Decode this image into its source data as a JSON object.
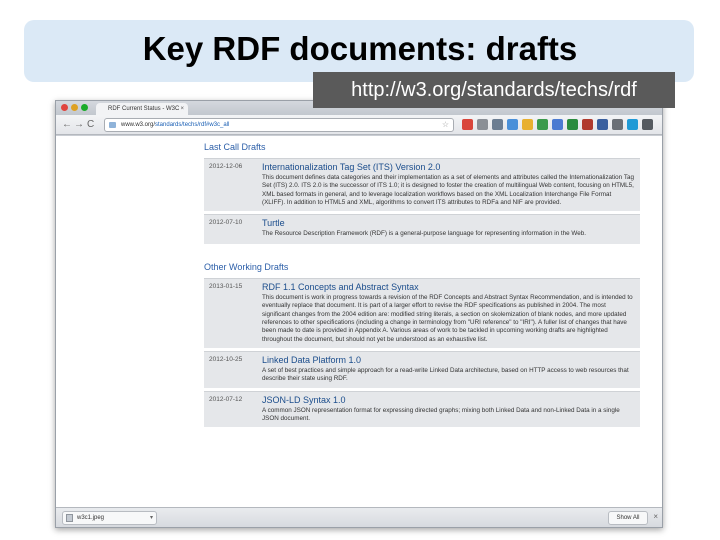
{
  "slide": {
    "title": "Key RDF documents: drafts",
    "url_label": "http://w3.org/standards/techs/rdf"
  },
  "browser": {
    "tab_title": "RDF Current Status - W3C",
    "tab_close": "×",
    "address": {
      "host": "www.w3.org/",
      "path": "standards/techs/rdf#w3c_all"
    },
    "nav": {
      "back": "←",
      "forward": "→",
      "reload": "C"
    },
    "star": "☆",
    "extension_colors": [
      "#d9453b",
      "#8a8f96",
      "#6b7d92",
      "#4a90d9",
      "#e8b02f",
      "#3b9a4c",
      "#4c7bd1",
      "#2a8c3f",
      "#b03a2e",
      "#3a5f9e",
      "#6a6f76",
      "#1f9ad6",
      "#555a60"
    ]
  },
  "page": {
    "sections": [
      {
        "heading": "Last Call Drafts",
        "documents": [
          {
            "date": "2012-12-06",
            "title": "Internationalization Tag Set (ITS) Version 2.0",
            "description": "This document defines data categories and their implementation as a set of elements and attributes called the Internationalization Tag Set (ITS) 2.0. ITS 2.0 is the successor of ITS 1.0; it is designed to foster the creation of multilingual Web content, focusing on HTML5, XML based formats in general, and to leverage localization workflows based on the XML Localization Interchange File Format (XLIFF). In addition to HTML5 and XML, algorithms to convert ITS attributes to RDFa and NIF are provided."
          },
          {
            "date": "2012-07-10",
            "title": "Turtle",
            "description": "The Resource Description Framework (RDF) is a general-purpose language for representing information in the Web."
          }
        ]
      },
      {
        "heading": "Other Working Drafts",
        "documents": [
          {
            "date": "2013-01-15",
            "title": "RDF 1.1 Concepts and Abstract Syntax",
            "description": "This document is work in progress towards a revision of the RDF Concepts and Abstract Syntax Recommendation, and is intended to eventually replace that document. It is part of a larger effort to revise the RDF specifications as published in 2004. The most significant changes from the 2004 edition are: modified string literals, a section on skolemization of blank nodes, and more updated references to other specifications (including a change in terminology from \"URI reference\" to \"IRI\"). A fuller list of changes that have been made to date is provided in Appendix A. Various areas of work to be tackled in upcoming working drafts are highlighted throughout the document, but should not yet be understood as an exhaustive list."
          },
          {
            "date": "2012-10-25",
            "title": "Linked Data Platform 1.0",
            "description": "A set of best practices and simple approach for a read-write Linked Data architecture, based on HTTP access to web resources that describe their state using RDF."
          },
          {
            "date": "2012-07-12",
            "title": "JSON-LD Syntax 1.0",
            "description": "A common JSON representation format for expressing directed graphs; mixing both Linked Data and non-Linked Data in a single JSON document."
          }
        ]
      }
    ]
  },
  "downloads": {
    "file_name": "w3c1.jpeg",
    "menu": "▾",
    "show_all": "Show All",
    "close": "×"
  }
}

Directions:
Can the entries above be repeated exactly, without their pictures?

Correct answer:
Decode this image into its source data as a JSON object.
{
  "slide": {
    "title": "Key RDF documents: drafts",
    "url_label": "http://w3.org/standards/techs/rdf"
  },
  "browser": {
    "tab_title": "RDF Current Status - W3C",
    "tab_close": "×",
    "address": {
      "host": "www.w3.org/",
      "path": "standards/techs/rdf#w3c_all"
    },
    "nav": {
      "back": "←",
      "forward": "→",
      "reload": "C"
    },
    "star": "☆",
    "extension_colors": [
      "#d9453b",
      "#8a8f96",
      "#6b7d92",
      "#4a90d9",
      "#e8b02f",
      "#3b9a4c",
      "#4c7bd1",
      "#2a8c3f",
      "#b03a2e",
      "#3a5f9e",
      "#6a6f76",
      "#1f9ad6",
      "#555a60"
    ]
  },
  "page": {
    "sections": [
      {
        "heading": "Last Call Drafts",
        "documents": [
          {
            "date": "2012-12-06",
            "title": "Internationalization Tag Set (ITS) Version 2.0",
            "description": "This document defines data categories and their implementation as a set of elements and attributes called the Internationalization Tag Set (ITS) 2.0. ITS 2.0 is the successor of ITS 1.0; it is designed to foster the creation of multilingual Web content, focusing on HTML5, XML based formats in general, and to leverage localization workflows based on the XML Localization Interchange File Format (XLIFF). In addition to HTML5 and XML, algorithms to convert ITS attributes to RDFa and NIF are provided."
          },
          {
            "date": "2012-07-10",
            "title": "Turtle",
            "description": "The Resource Description Framework (RDF) is a general-purpose language for representing information in the Web."
          }
        ]
      },
      {
        "heading": "Other Working Drafts",
        "documents": [
          {
            "date": "2013-01-15",
            "title": "RDF 1.1 Concepts and Abstract Syntax",
            "description": "This document is work in progress towards a revision of the RDF Concepts and Abstract Syntax Recommendation, and is intended to eventually replace that document. It is part of a larger effort to revise the RDF specifications as published in 2004. The most significant changes from the 2004 edition are: modified string literals, a section on skolemization of blank nodes, and more updated references to other specifications (including a change in terminology from \"URI reference\" to \"IRI\"). A fuller list of changes that have been made to date is provided in Appendix A. Various areas of work to be tackled in upcoming working drafts are highlighted throughout the document, but should not yet be understood as an exhaustive list."
          },
          {
            "date": "2012-10-25",
            "title": "Linked Data Platform 1.0",
            "description": "A set of best practices and simple approach for a read-write Linked Data architecture, based on HTTP access to web resources that describe their state using RDF."
          },
          {
            "date": "2012-07-12",
            "title": "JSON-LD Syntax 1.0",
            "description": "A common JSON representation format for expressing directed graphs; mixing both Linked Data and non-Linked Data in a single JSON document."
          }
        ]
      }
    ]
  },
  "downloads": {
    "file_name": "w3c1.jpeg",
    "menu": "▾",
    "show_all": "Show All",
    "close": "×"
  }
}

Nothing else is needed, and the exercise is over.